_PROBLEM_
Return the records exactly as they are.

_Excerpts from a figure dataset_
--- Begin ---

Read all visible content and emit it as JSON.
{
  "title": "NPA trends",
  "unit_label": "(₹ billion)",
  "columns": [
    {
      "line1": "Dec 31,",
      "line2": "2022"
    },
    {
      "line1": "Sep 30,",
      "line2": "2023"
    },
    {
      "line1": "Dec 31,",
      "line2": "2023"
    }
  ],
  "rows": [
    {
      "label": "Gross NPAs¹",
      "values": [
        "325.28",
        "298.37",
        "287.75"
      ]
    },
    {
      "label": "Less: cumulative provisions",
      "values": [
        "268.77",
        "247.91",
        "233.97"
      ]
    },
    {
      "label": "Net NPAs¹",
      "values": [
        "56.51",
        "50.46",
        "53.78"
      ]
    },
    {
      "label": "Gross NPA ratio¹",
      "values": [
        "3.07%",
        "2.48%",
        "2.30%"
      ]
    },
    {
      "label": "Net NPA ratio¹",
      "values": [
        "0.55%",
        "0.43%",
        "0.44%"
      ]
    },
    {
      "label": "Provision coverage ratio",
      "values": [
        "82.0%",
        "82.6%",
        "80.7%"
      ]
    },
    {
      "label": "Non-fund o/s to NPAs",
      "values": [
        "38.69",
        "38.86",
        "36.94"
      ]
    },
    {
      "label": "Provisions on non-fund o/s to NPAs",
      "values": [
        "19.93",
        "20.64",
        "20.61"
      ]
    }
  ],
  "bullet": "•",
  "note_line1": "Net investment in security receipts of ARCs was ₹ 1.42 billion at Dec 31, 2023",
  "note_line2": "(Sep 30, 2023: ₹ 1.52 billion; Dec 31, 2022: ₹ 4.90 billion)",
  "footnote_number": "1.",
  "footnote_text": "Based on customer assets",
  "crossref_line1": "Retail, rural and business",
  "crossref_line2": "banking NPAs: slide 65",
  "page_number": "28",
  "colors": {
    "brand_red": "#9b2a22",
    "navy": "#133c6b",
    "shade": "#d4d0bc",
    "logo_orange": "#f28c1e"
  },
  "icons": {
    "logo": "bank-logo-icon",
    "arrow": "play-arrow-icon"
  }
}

--- End ---

_FULL OUTPUT_
Read all visible content and emit it as JSON.
{
  "title": "NPA trends",
  "unit_label": "(₹ billion)",
  "columns": [
    {
      "line1": "Dec 31,",
      "line2": "2022"
    },
    {
      "line1": "Sep 30,",
      "line2": "2023"
    },
    {
      "line1": "Dec 31,",
      "line2": "2023"
    }
  ],
  "rows": [
    {
      "label": "Gross NPAs¹",
      "values": [
        "325.28",
        "298.37",
        "287.75"
      ]
    },
    {
      "label": "Less: cumulative provisions",
      "values": [
        "268.77",
        "247.91",
        "233.97"
      ]
    },
    {
      "label": "Net NPAs¹",
      "values": [
        "56.51",
        "50.46",
        "53.78"
      ]
    },
    {
      "label": "Gross NPA ratio¹",
      "values": [
        "3.07%",
        "2.48%",
        "2.30%"
      ]
    },
    {
      "label": "Net NPA ratio¹",
      "values": [
        "0.55%",
        "0.43%",
        "0.44%"
      ]
    },
    {
      "label": "Provision coverage ratio",
      "values": [
        "82.0%",
        "82.6%",
        "80.7%"
      ]
    },
    {
      "label": "Non-fund o/s to NPAs",
      "values": [
        "38.69",
        "38.86",
        "36.94"
      ]
    },
    {
      "label": "Provisions on non-fund o/s to NPAs",
      "values": [
        "19.93",
        "20.64",
        "20.61"
      ]
    }
  ],
  "bullet": "•",
  "note_line1": "Net investment in security receipts of ARCs was ₹ 1.42 billion at Dec 31, 2023",
  "note_line2": "(Sep 30, 2023: ₹ 1.52 billion; Dec 31, 2022: ₹ 4.90 billion)",
  "footnote_number": "1.",
  "footnote_text": "Based on customer assets",
  "crossref_line1": "Retail, rural and business",
  "crossref_line2": "banking NPAs: slide 65",
  "page_number": "28",
  "colors": {
    "brand_red": "#9b2a22",
    "navy": "#133c6b",
    "shade": "#d4d0bc",
    "logo_orange": "#f28c1e"
  },
  "icons": {
    "logo": "bank-logo-icon",
    "arrow": "play-arrow-icon"
  }
}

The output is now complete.